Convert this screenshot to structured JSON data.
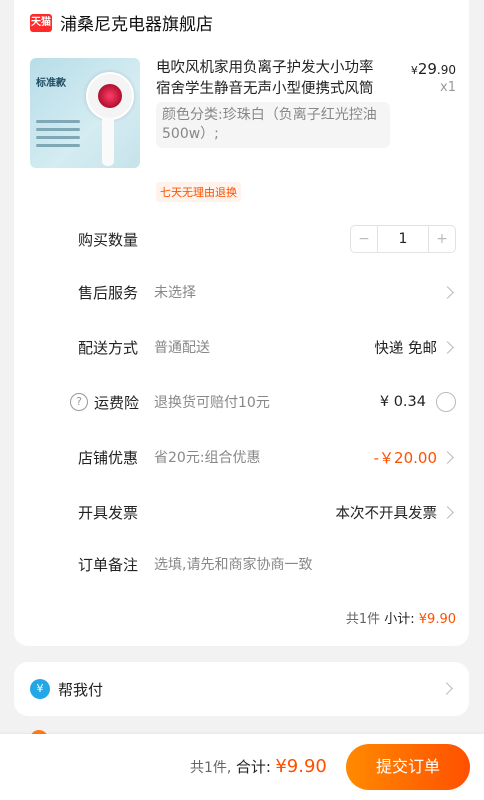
{
  "store": {
    "badge": "天猫",
    "name": "浦桑尼克电器旗舰店"
  },
  "product": {
    "image_tag": "标准款",
    "title": "电吹风机家用负离子护发大小功率宿舍学生静音无声小型便携式风筒",
    "sku": "颜色分类:珍珠白（负离子红光控油500w）;",
    "price_symbol": "¥",
    "price_int": "29",
    "price_dec": ".90",
    "quantity_label": "x1",
    "return_badge": "七天无理由退换"
  },
  "rows": {
    "quantity": {
      "label": "购买数量",
      "minus": "−",
      "value": "1",
      "plus": "+"
    },
    "after_sales": {
      "label": "售后服务",
      "value": "未选择"
    },
    "delivery": {
      "label": "配送方式",
      "value": "普通配送",
      "right": "快递 免邮"
    },
    "shipping_insurance": {
      "icon": "?",
      "label": "运费险",
      "value": "退换货可赔付10元",
      "right": "¥ 0.34"
    },
    "store_discount": {
      "label": "店铺优惠",
      "value": "省20元:组合优惠",
      "right": "-￥20.00"
    },
    "invoice": {
      "label": "开具发票",
      "right": "本次不开具发票"
    },
    "note": {
      "label": "订单备注",
      "placeholder": "选填,请先和商家协商一致"
    }
  },
  "subtotal": {
    "count": "共1件",
    "label": "小计:",
    "amount": "¥9.90"
  },
  "pay_for_me": {
    "icon": "¥",
    "label": "帮我付"
  },
  "footer": {
    "count": "共1件,",
    "label": "合计:",
    "amount": "¥9.90",
    "submit": "提交订单"
  },
  "colors": {
    "accent": "#ff5000",
    "tmall": "#ff2a2a",
    "pay_icon": "#24a7e6"
  }
}
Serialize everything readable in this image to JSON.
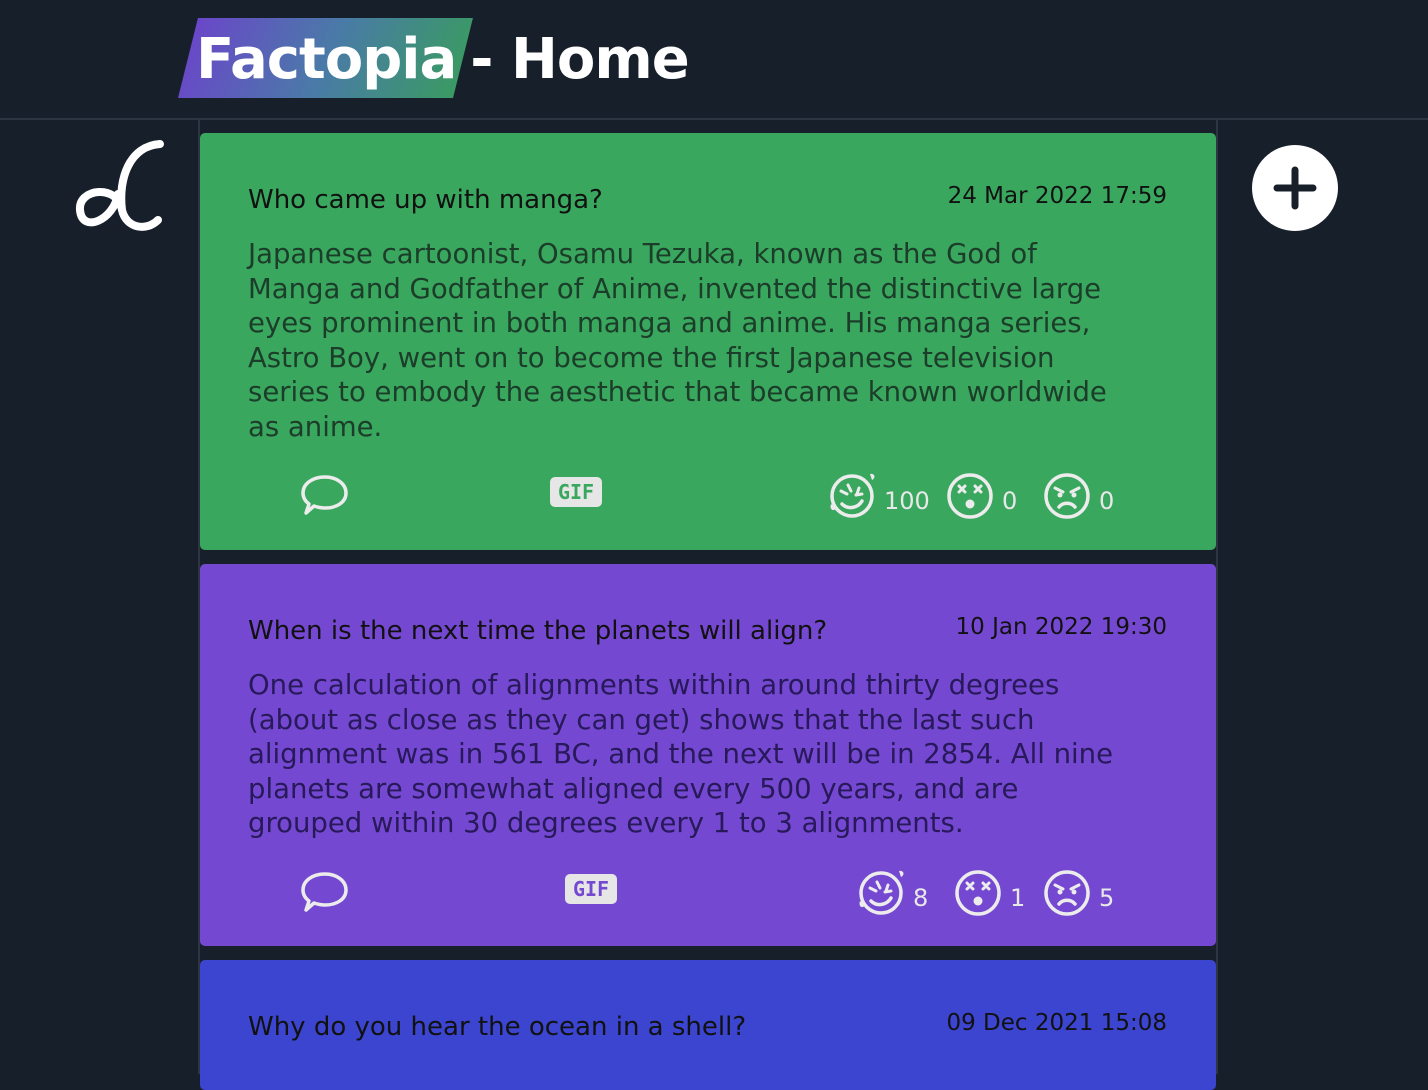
{
  "header": {
    "brand": "Factopia",
    "separator": "- Home"
  },
  "posts": [
    {
      "question": "Who came up with manga?",
      "date": "24 Mar 2022 17:59",
      "answer": "Japanese cartoonist, Osamu Tezuka, known as the God of\nManga and Godfather of Anime, invented the distinctive large\neyes prominent in both manga and anime. His manga series,\nAstro Boy, went on to become the first Japanese television\nseries to embody the aesthetic that became known worldwide\nas anime.",
      "gif_label": "GIF",
      "reactions": {
        "laugh": "100",
        "shocked": "0",
        "angry": "0"
      },
      "color": "#3aa75e"
    },
    {
      "question": "When is the next time the planets will align?",
      "date": "10 Jan 2022 19:30",
      "answer": "One calculation of alignments within around thirty degrees\n(about as close as they can get) shows that the last such\nalignment was in 561 BC, and the next will be in 2854. All nine\nplanets are somewhat aligned every 500 years, and are\ngrouped within 30 degrees every 1 to 3 alignments.",
      "gif_label": "GIF",
      "reactions": {
        "laugh": "8",
        "shocked": "1",
        "angry": "5"
      },
      "color": "#7548d1"
    },
    {
      "question": "Why do you hear the ocean in a shell?",
      "date": "09 Dec 2021 15:08",
      "color": "#3b45cf"
    }
  ],
  "icons": {
    "logo": "alpha-logo-icon",
    "add": "plus-icon",
    "comment": "speech-bubble-icon",
    "laugh": "laughing-emoji-icon",
    "shocked": "shocked-emoji-icon",
    "angry": "angry-emoji-icon"
  }
}
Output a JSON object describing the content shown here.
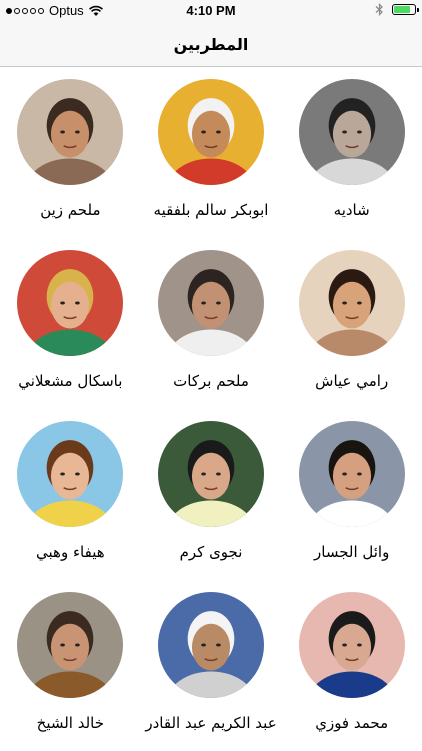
{
  "status": {
    "carrier": "Optus",
    "time": "4:10 PM",
    "battery_color": "#4cd964",
    "battery_level": 0.8
  },
  "nav": {
    "title": "المطربين"
  },
  "singers": [
    {
      "name": "شاديه",
      "bg": "#7a7a7a",
      "skin": "#b9a89a",
      "hair": "#222222",
      "accent": "#d8d8d8"
    },
    {
      "name": "ابوبكر سالم بلفقيه",
      "bg": "#e8b030",
      "skin": "#c48a5a",
      "hair": "#f2f2f2",
      "accent": "#d23a2a"
    },
    {
      "name": "ملحم زين",
      "bg": "#c9b8a6",
      "skin": "#c8906a",
      "hair": "#3a2a20",
      "accent": "#8a6a55"
    },
    {
      "name": "رامي عياش",
      "bg": "#e6d3bd",
      "skin": "#d9a37a",
      "hair": "#2a1a12",
      "accent": "#b98a6a"
    },
    {
      "name": "ملحم بركات",
      "bg": "#a0938a",
      "skin": "#c29072",
      "hair": "#2c2420",
      "accent": "#efefef"
    },
    {
      "name": "باسكال مشعلاني",
      "bg": "#d04a3a",
      "skin": "#e4b08e",
      "hair": "#d8b24a",
      "accent": "#2a8a5a"
    },
    {
      "name": "وائل الجسار",
      "bg": "#8a96a8",
      "skin": "#d4a080",
      "hair": "#1a1410",
      "accent": "#ffffff"
    },
    {
      "name": "نجوى كرم",
      "bg": "#3a5a3a",
      "skin": "#d8a888",
      "hair": "#1a1a1a",
      "accent": "#f0f0c0"
    },
    {
      "name": "هيفاء وهبي",
      "bg": "#8ac6e6",
      "skin": "#e8b896",
      "hair": "#6a3a1a",
      "accent": "#f0d24a"
    },
    {
      "name": "محمد فوزي",
      "bg": "#e6b8b0",
      "skin": "#d8a890",
      "hair": "#1a1a1a",
      "accent": "#1a3a8a"
    },
    {
      "name": "عبد الكريم عبد القادر",
      "bg": "#4a6aa8",
      "skin": "#b88a66",
      "hair": "#f4f4f4",
      "accent": "#d0d0d0"
    },
    {
      "name": "خالد الشيخ",
      "bg": "#9a9284",
      "skin": "#c89474",
      "hair": "#3a2a20",
      "accent": "#8a5a2a"
    }
  ]
}
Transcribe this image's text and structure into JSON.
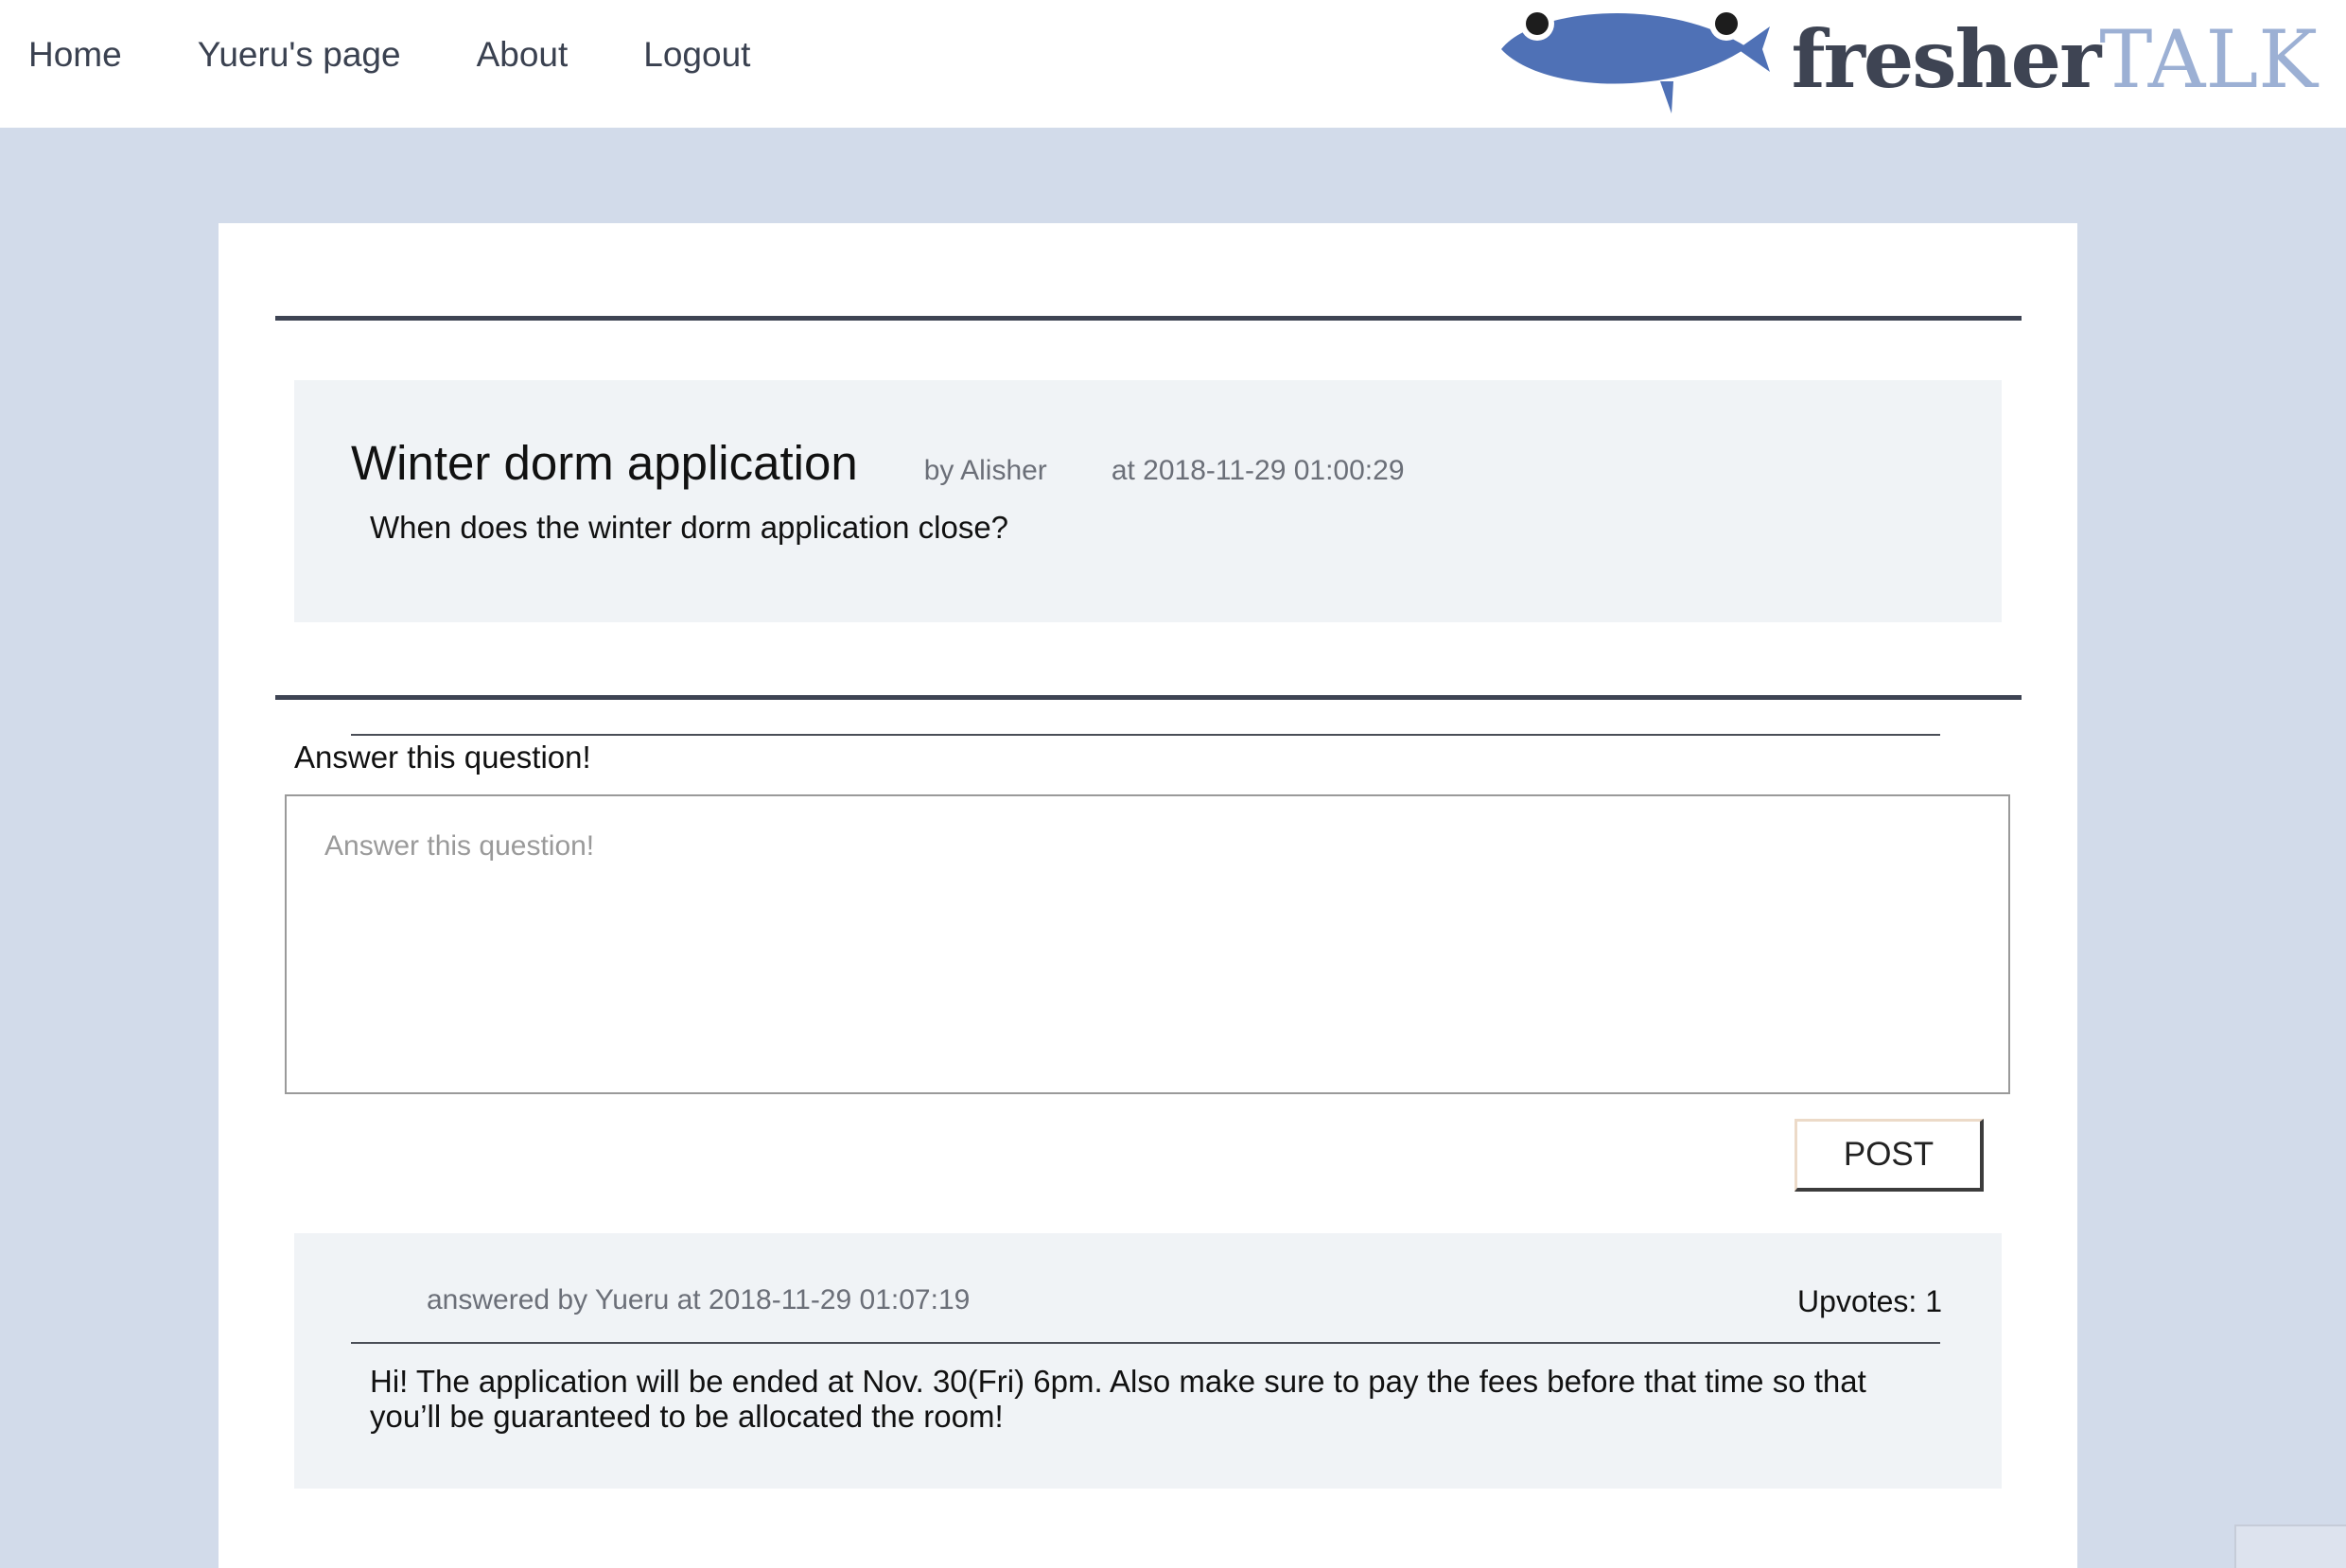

Exercise instructions: Gather up every line in the data above that contains the word "time", copying each one.

Final result:
      "question": "When is the next time the planets will align?",
    "time": "4:10 PM",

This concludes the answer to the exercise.